● DIRECTIVE
Work out how many lines in the entries contain the string "effects", and give nothing but that number.

● RECORDS TO PROCESS
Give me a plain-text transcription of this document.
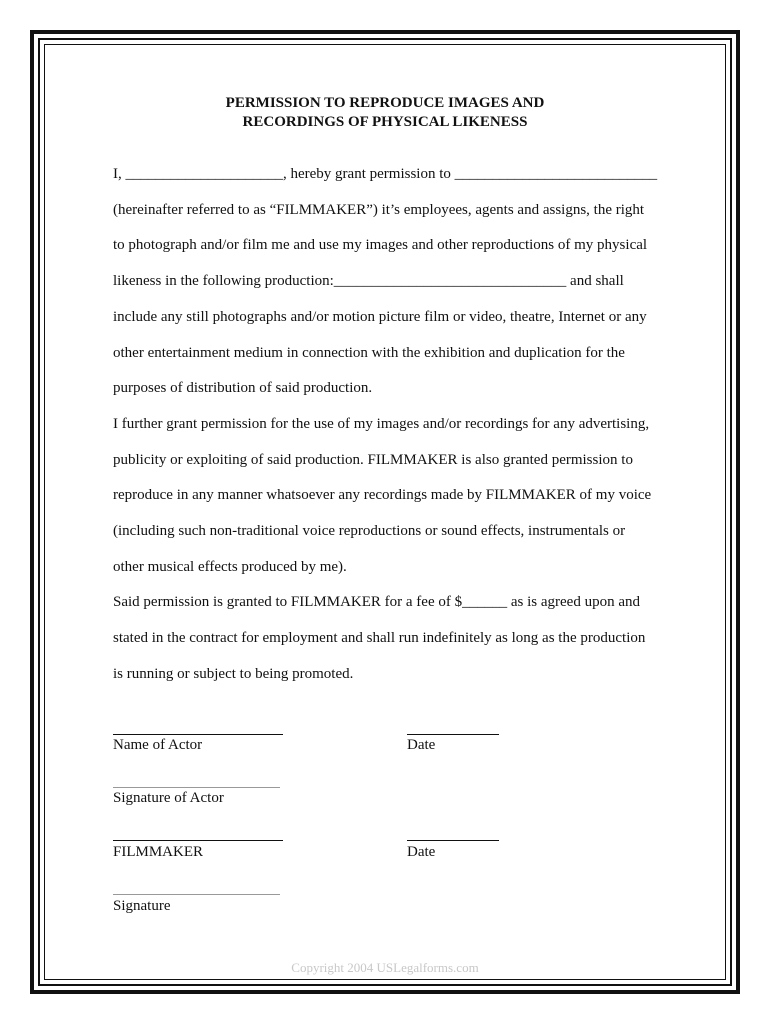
PERMISSION TO REPRODUCE IMAGES AND
RECORDINGS OF PHYSICAL LIKENESS
I, _____________________, hereby grant permission to ___________________________
(hereinafter referred to as “FILMMAKER”) it’s employees, agents and assigns, the right
to photograph and/or film me and use my images and other reproductions of my physical
likeness in the following production:_______________________________ and shall
include any still photographs and/or motion picture film or video, theatre, Internet or any
other entertainment medium in connection with the exhibition and duplication for the
purposes of distribution of said production.
I further grant permission for the use of my images and/or recordings for any advertising,
publicity or exploiting of said production. FILMMAKER is also granted permission to
reproduce in any manner whatsoever any recordings made by FILMMAKER of my voice
(including such non-traditional voice reproductions or sound effects, instrumentals or
other musical effects produced by me).
Said permission is granted to FILMMAKER for a fee of $______ as is agreed upon and
stated in the contract for employment and shall run indefinitely as long as the production
is running or subject to being promoted.
Name of Actor	Date
Signature of Actor
FILMMAKER	Date
Signature
Copyright 2004 USLegalforms.com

● FINISHED ANSWER
2